§ **Task goal**:
Reproduce each record exactly.

§ **Supplied records**:
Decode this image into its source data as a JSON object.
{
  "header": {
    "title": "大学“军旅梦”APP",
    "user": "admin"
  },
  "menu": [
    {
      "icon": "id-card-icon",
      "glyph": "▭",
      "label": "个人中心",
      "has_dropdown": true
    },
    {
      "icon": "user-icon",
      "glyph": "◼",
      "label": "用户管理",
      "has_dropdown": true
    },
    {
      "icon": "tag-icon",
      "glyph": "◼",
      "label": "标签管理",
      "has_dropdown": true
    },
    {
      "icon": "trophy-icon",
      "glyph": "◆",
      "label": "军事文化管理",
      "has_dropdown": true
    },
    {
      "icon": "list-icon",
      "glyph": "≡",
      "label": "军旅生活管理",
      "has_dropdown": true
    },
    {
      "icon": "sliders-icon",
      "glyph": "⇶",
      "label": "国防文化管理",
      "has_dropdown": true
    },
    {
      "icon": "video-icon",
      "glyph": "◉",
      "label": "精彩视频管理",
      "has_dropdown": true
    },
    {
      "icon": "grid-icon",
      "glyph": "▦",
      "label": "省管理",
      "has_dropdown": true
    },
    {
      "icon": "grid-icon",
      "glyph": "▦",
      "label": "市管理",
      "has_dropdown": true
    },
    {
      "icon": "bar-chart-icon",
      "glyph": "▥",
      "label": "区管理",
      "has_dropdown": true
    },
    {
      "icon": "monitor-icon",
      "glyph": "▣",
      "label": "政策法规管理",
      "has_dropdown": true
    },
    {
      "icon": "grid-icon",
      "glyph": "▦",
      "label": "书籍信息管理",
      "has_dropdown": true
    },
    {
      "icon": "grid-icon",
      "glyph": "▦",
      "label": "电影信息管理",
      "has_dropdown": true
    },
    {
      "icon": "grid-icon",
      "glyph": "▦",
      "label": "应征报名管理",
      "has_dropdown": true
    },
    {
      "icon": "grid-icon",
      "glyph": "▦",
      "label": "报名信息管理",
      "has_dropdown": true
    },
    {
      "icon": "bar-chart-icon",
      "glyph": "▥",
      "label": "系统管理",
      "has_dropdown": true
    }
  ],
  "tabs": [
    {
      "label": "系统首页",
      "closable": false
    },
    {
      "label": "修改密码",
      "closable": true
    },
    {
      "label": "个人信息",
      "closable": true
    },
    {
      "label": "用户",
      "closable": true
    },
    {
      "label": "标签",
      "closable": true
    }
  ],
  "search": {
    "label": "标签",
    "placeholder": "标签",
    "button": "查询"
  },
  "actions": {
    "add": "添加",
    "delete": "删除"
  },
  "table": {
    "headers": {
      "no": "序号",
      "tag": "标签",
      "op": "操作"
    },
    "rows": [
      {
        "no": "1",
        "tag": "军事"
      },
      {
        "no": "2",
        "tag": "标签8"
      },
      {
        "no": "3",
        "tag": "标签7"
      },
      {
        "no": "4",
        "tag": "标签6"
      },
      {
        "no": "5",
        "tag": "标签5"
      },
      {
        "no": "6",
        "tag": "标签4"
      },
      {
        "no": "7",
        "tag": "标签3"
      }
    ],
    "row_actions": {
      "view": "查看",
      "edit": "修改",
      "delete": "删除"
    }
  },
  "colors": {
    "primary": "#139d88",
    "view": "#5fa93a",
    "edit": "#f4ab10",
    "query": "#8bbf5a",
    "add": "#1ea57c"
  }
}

§ **Exercise answer**:
Decode this image into its source data as a JSON object.
{
  "header": {
    "title": "大学“军旅梦”APP",
    "user": "admin"
  },
  "menu": [
    {
      "icon": "id-card-icon",
      "glyph": "▭",
      "label": "个人中心",
      "has_dropdown": true
    },
    {
      "icon": "user-icon",
      "glyph": "◼",
      "label": "用户管理",
      "has_dropdown": true
    },
    {
      "icon": "tag-icon",
      "glyph": "◼",
      "label": "标签管理",
      "has_dropdown": true
    },
    {
      "icon": "trophy-icon",
      "glyph": "◆",
      "label": "军事文化管理",
      "has_dropdown": true
    },
    {
      "icon": "list-icon",
      "glyph": "≡",
      "label": "军旅生活管理",
      "has_dropdown": true
    },
    {
      "icon": "sliders-icon",
      "glyph": "⇶",
      "label": "国防文化管理",
      "has_dropdown": true
    },
    {
      "icon": "video-icon",
      "glyph": "◉",
      "label": "精彩视频管理",
      "has_dropdown": true
    },
    {
      "icon": "grid-icon",
      "glyph": "▦",
      "label": "省管理",
      "has_dropdown": true
    },
    {
      "icon": "grid-icon",
      "glyph": "▦",
      "label": "市管理",
      "has_dropdown": true
    },
    {
      "icon": "bar-chart-icon",
      "glyph": "▥",
      "label": "区管理",
      "has_dropdown": true
    },
    {
      "icon": "monitor-icon",
      "glyph": "▣",
      "label": "政策法规管理",
      "has_dropdown": true
    },
    {
      "icon": "grid-icon",
      "glyph": "▦",
      "label": "书籍信息管理",
      "has_dropdown": true
    },
    {
      "icon": "grid-icon",
      "glyph": "▦",
      "label": "电影信息管理",
      "has_dropdown": true
    },
    {
      "icon": "grid-icon",
      "glyph": "▦",
      "label": "应征报名管理",
      "has_dropdown": true
    },
    {
      "icon": "grid-icon",
      "glyph": "▦",
      "label": "报名信息管理",
      "has_dropdown": true
    },
    {
      "icon": "bar-chart-icon",
      "glyph": "▥",
      "label": "系统管理",
      "has_dropdown": true
    }
  ],
  "tabs": [
    {
      "label": "系统首页",
      "closable": false
    },
    {
      "label": "修改密码",
      "closable": true
    },
    {
      "label": "个人信息",
      "closable": true
    },
    {
      "label": "用户",
      "closable": true
    },
    {
      "label": "标签",
      "closable": true
    }
  ],
  "search": {
    "label": "标签",
    "placeholder": "标签",
    "button": "查询"
  },
  "actions": {
    "add": "添加",
    "delete": "删除"
  },
  "table": {
    "headers": {
      "no": "序号",
      "tag": "标签",
      "op": "操作"
    },
    "rows": [
      {
        "no": "1",
        "tag": "军事"
      },
      {
        "no": "2",
        "tag": "标签8"
      },
      {
        "no": "3",
        "tag": "标签7"
      },
      {
        "no": "4",
        "tag": "标签6"
      },
      {
        "no": "5",
        "tag": "标签5"
      },
      {
        "no": "6",
        "tag": "标签4"
      },
      {
        "no": "7",
        "tag": "标签3"
      }
    ],
    "row_actions": {
      "view": "查看",
      "edit": "修改",
      "delete": "删除"
    }
  },
  "colors": {
    "primary": "#139d88",
    "view": "#5fa93a",
    "edit": "#f4ab10",
    "query": "#8bbf5a",
    "add": "#1ea57c"
  }
}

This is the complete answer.